-- START --

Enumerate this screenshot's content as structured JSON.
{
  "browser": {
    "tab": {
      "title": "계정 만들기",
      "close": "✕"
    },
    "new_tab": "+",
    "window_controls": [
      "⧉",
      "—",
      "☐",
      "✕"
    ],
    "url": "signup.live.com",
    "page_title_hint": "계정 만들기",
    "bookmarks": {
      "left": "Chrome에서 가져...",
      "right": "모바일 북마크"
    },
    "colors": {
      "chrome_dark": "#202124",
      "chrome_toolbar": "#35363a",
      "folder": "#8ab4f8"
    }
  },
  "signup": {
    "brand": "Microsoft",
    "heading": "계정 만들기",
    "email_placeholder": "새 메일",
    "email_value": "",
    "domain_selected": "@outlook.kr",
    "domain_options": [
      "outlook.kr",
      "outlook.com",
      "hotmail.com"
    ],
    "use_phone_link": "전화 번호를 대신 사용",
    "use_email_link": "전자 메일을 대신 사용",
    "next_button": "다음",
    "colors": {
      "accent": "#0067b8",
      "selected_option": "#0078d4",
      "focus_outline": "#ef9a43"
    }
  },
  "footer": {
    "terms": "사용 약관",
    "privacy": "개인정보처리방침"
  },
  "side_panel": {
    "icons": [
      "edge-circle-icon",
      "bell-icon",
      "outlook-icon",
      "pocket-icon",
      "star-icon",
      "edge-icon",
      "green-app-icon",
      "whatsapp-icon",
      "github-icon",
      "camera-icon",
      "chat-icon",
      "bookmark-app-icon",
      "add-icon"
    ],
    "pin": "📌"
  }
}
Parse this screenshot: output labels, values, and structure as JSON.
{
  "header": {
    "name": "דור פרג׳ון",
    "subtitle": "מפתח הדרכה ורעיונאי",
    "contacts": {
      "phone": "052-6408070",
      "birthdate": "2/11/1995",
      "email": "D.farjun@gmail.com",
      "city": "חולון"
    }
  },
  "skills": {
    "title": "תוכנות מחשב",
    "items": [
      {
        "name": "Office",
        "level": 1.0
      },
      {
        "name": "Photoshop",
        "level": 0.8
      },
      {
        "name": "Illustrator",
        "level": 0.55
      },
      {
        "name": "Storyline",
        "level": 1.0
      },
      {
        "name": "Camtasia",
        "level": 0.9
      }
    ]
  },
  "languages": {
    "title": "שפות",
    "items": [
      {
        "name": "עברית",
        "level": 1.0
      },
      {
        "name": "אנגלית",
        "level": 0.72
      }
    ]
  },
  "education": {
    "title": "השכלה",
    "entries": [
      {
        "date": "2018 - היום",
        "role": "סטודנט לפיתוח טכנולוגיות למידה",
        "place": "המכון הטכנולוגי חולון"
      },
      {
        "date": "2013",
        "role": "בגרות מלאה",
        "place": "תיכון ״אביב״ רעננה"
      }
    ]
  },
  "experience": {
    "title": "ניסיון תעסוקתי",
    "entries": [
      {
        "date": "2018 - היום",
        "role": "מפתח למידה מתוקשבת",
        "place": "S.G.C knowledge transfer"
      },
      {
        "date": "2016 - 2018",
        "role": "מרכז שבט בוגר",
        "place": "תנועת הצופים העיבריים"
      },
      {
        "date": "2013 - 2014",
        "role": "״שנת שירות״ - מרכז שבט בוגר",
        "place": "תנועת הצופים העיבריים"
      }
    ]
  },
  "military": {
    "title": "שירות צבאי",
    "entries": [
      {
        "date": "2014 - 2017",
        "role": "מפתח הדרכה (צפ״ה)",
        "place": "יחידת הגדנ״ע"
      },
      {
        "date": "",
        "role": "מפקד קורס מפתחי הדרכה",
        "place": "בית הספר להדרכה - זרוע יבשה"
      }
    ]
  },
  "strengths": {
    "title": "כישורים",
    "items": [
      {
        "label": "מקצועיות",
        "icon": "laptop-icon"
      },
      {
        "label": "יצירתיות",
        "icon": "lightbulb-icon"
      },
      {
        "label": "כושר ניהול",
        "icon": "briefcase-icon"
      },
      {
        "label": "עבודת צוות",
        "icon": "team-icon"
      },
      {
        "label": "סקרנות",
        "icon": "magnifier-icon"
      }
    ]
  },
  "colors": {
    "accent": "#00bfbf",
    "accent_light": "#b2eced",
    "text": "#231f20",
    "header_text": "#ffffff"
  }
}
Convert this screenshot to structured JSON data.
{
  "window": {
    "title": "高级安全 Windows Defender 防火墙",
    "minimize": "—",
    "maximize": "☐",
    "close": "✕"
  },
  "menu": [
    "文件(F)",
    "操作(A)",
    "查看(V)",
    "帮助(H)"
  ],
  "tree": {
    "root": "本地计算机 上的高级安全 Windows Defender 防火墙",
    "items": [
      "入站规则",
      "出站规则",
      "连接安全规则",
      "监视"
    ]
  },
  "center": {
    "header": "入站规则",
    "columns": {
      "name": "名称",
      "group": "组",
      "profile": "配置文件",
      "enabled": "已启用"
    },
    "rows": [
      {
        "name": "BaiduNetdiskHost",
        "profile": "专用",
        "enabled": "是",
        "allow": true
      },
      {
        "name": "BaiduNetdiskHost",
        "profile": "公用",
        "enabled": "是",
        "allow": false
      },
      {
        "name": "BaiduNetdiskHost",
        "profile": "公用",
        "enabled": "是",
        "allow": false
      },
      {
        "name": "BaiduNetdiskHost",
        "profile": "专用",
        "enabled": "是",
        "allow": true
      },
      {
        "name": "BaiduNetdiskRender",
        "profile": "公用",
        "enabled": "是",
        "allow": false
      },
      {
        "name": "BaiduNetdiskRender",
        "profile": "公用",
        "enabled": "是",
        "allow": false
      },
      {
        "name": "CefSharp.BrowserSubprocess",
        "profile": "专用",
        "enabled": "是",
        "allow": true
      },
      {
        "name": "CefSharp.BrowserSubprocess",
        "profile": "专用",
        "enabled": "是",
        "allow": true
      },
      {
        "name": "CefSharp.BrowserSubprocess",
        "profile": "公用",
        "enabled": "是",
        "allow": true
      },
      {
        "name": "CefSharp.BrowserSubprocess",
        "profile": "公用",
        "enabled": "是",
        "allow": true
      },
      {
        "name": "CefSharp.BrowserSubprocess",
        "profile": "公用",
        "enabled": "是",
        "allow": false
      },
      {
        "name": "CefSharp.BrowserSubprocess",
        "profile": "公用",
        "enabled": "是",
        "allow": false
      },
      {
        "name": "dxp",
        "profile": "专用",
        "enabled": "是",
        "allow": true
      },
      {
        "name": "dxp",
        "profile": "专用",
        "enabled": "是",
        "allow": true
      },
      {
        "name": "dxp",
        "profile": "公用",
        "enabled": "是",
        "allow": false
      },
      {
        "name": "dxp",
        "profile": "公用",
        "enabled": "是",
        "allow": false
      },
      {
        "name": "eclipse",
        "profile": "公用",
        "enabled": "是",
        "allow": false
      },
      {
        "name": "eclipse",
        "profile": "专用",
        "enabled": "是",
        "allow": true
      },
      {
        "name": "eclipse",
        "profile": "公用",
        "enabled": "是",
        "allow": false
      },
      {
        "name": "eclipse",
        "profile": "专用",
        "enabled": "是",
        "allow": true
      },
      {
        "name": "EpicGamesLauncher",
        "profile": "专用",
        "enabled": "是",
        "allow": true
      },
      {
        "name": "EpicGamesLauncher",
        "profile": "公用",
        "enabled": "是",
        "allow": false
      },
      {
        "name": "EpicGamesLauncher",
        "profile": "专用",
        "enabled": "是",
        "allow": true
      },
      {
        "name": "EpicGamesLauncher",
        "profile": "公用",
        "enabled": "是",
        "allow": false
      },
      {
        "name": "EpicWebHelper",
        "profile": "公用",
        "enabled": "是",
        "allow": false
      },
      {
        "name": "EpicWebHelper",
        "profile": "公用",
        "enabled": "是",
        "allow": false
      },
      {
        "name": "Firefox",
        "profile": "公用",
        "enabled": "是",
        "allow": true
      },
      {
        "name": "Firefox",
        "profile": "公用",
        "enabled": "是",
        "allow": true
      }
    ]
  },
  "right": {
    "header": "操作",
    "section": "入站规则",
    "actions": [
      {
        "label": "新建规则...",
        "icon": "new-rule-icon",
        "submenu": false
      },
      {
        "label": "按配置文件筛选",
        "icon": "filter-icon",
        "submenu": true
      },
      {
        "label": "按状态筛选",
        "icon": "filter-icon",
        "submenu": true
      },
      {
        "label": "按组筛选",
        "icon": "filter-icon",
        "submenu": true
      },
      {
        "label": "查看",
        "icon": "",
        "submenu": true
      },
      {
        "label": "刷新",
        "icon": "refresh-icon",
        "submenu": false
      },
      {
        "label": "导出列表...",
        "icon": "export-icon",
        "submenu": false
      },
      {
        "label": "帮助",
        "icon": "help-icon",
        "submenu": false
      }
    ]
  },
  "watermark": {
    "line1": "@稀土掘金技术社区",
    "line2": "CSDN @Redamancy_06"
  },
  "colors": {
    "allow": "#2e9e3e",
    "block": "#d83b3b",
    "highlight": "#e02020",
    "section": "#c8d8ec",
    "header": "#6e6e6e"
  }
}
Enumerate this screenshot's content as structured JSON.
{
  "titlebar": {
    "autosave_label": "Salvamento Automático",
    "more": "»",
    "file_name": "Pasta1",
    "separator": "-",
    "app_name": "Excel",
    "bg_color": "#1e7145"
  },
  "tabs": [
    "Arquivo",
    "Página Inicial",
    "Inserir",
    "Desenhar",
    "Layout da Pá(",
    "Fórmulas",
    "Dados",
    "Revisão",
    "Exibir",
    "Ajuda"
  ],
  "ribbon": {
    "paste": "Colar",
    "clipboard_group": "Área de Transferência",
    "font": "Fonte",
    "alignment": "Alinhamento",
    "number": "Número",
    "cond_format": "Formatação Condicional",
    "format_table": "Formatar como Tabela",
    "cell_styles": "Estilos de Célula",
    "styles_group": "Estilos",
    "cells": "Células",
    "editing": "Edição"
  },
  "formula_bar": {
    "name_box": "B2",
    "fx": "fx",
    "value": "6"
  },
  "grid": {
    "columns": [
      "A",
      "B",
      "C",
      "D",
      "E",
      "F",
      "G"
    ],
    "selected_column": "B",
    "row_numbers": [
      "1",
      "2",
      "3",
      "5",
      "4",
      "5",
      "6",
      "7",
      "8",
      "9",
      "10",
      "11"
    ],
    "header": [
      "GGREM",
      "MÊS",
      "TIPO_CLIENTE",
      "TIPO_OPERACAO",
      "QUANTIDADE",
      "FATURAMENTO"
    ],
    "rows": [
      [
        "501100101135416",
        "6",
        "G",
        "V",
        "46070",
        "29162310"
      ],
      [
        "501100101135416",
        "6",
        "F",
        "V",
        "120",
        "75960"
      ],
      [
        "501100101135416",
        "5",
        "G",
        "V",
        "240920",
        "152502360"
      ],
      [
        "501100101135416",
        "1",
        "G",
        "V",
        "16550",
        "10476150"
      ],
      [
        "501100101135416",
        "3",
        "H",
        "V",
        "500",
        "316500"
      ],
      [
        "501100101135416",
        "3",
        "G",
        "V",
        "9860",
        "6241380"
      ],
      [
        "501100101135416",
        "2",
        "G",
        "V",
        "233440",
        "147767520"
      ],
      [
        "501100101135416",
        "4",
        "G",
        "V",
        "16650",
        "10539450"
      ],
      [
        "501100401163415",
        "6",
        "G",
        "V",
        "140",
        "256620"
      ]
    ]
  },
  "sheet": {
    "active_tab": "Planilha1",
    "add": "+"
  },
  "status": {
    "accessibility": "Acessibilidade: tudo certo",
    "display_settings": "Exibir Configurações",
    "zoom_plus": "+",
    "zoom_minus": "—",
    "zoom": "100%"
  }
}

-- END --

Given instruction: Select and copy every line from the records that includes the word "level".

Task result:
        "level": 1.0
        "level": 0.8
        "level": 0.55
        "level": 1.0
        "level": 0.9
        "level": 1.0
        "level": 0.72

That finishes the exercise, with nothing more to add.